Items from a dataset
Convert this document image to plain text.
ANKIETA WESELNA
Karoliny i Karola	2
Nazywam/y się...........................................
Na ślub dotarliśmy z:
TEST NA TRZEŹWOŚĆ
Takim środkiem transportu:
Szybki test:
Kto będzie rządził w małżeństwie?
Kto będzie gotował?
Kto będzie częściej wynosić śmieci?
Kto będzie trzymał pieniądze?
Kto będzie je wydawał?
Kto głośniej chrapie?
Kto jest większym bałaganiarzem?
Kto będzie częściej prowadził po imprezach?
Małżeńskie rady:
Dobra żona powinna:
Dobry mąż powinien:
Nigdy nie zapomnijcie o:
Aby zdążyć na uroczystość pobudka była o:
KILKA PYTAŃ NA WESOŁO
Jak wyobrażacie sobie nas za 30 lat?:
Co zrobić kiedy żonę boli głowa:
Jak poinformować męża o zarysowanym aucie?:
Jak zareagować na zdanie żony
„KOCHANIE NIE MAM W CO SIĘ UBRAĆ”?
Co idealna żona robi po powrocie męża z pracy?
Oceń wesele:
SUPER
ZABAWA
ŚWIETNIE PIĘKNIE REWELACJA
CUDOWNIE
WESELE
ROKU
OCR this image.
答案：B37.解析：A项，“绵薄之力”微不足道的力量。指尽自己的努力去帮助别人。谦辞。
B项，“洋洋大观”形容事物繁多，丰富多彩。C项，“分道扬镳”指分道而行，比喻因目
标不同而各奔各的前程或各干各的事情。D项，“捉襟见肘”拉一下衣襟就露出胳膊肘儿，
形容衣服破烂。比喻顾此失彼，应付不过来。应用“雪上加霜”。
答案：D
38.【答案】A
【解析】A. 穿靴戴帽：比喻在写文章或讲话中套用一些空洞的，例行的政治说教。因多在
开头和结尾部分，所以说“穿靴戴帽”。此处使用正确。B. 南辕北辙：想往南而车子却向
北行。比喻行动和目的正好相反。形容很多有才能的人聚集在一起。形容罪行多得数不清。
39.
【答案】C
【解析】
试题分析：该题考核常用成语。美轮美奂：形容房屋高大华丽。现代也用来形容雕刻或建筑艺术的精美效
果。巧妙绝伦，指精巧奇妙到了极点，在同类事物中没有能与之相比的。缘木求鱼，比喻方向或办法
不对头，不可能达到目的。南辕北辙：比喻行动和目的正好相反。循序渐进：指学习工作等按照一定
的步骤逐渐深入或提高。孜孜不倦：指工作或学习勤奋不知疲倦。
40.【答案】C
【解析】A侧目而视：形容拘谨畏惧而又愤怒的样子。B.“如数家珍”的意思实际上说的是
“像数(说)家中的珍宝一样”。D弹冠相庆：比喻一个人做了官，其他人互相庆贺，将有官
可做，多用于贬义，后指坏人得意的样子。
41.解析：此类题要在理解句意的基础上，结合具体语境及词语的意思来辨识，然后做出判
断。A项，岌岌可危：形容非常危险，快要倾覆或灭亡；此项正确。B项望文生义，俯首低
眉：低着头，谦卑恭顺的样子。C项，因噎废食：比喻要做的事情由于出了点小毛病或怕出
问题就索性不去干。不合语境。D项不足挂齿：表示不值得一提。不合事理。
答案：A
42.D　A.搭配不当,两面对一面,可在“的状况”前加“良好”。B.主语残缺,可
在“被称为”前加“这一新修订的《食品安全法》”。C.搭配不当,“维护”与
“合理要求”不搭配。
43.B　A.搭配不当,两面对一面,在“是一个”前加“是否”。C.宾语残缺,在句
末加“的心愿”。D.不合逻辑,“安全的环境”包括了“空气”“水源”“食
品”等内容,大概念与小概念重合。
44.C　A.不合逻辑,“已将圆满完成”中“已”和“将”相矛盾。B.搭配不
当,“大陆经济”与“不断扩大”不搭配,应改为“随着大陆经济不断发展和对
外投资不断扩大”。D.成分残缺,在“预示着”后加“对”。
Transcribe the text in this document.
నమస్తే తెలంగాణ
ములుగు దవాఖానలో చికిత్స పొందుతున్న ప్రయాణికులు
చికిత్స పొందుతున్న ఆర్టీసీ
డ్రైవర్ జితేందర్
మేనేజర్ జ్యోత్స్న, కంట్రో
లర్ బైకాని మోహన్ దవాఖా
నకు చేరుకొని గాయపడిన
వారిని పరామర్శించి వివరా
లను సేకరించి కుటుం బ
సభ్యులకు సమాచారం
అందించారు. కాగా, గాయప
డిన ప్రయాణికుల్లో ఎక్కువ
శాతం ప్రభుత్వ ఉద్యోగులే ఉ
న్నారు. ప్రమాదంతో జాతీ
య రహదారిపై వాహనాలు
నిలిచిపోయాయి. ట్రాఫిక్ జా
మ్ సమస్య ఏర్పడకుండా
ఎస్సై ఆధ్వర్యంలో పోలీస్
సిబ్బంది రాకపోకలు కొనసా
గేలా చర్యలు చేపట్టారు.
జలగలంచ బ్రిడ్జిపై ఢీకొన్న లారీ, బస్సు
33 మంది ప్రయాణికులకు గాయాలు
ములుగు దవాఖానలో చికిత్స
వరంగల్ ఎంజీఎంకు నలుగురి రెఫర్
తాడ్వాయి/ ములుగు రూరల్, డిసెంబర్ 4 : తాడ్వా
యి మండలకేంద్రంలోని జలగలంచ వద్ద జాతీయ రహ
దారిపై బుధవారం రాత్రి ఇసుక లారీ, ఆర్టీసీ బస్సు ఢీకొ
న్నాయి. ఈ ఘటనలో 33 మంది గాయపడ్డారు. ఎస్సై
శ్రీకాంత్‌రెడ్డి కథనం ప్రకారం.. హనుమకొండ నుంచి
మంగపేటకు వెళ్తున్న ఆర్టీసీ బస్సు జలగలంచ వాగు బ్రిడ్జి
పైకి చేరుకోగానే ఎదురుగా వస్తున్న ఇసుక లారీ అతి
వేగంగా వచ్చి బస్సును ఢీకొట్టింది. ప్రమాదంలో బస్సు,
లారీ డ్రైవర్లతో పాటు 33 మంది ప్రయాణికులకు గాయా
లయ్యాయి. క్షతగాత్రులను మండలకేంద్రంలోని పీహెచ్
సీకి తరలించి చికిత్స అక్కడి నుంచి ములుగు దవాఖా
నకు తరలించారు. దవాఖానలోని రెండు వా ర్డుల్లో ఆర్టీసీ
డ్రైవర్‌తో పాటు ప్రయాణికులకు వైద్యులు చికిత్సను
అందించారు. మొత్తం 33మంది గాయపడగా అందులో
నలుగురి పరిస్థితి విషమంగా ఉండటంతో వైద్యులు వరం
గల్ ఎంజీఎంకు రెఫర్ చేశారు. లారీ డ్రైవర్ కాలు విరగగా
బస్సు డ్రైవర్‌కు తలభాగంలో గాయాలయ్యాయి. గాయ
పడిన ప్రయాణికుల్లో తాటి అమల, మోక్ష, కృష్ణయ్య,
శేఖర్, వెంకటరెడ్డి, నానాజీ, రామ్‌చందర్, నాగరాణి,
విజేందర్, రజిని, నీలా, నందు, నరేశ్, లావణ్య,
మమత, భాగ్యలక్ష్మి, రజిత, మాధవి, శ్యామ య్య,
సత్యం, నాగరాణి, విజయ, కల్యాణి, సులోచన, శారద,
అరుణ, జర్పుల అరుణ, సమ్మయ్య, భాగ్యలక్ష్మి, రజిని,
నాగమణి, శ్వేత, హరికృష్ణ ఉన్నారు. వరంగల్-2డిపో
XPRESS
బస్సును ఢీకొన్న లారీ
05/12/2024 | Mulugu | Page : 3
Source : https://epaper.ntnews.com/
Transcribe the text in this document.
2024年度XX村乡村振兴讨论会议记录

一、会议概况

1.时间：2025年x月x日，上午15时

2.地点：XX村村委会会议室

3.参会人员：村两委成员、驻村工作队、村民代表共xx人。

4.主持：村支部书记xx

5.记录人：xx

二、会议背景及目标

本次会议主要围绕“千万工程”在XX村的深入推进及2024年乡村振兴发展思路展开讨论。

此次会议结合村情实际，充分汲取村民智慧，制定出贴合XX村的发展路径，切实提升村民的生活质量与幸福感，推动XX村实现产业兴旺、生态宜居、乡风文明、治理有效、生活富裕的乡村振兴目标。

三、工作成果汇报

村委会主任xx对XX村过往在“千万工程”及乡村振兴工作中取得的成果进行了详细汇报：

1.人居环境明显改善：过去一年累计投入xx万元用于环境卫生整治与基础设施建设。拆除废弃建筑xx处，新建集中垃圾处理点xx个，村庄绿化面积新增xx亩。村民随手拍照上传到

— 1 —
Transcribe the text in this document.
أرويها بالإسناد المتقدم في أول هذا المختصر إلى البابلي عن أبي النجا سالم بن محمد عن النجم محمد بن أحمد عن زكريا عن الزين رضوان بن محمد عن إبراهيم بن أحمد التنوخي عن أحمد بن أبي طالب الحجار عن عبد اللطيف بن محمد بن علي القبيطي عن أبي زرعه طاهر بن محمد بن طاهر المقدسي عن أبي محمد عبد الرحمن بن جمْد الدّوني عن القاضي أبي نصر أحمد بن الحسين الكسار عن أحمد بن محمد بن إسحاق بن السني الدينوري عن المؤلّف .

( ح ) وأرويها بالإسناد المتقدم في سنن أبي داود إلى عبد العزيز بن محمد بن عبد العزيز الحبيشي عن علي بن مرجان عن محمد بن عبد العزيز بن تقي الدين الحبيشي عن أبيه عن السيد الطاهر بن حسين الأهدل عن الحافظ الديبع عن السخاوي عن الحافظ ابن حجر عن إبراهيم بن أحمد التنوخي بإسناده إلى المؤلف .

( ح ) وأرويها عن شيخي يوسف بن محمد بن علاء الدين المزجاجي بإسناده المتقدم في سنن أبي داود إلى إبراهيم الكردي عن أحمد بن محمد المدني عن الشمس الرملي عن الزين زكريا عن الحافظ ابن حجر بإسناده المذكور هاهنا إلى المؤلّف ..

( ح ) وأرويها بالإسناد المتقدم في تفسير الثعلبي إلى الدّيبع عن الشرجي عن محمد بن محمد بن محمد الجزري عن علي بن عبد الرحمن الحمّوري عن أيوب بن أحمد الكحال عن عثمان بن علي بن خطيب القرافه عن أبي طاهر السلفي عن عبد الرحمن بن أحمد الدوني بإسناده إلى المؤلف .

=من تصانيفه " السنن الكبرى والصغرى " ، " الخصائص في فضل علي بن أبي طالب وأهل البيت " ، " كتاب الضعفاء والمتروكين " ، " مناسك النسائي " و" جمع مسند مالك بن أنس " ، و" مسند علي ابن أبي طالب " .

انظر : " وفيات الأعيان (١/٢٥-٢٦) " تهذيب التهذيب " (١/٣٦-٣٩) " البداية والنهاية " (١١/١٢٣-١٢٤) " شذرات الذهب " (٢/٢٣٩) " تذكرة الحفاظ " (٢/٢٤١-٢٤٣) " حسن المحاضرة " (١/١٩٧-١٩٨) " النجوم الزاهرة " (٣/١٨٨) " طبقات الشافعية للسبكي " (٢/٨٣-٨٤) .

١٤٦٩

» **What is being asked**:
Pull out every line of the records above that contains the word "إبراهيم".

» **Task result**:
أرويها بالإسناد المتقدم في أول هذا المختصر إلى البابلي عن أبي النجا سالم بن محمد عن النجم محمد بن أحمد عن زكريا عن الزين رضوان بن محمد عن إبراهيم بن أحمد التنوخي عن أحمد بن أبي طالب الحجار عن عبد اللطيف بن محمد بن علي القبيطي عن أبي زرعه طاهر بن محمد بن طاهر المقدسي عن أبي محمد عبد الرحمن بن جمْد الدّوني عن القاضي أبي نصر أحمد بن الحسين الكسار عن أحمد بن محمد بن إسحاق بن السني الدينوري عن المؤلّف .
( ح ) وأرويها بالإسناد المتقدم في سنن أبي داود إلى عبد العزيز بن محمد بن عبد العزيز الحبيشي عن علي بن مرجان عن محمد بن عبد العزيز بن تقي الدين الحبيشي عن أبيه عن السيد الطاهر بن حسين الأهدل عن الحافظ الديبع عن السخاوي عن الحافظ ابن حجر عن إبراهيم بن أحمد التنوخي بإسناده إلى المؤلف .
( ح ) وأرويها عن شيخي يوسف بن محمد بن علاء الدين المزجاجي بإسناده المتقدم في سنن أبي داود إلى إبراهيم الكردي عن أحمد بن محمد المدني عن الشمس الرملي عن الزين زكريا عن الحافظ ابن حجر بإسناده المذكور هاهنا إلى المؤلّف ..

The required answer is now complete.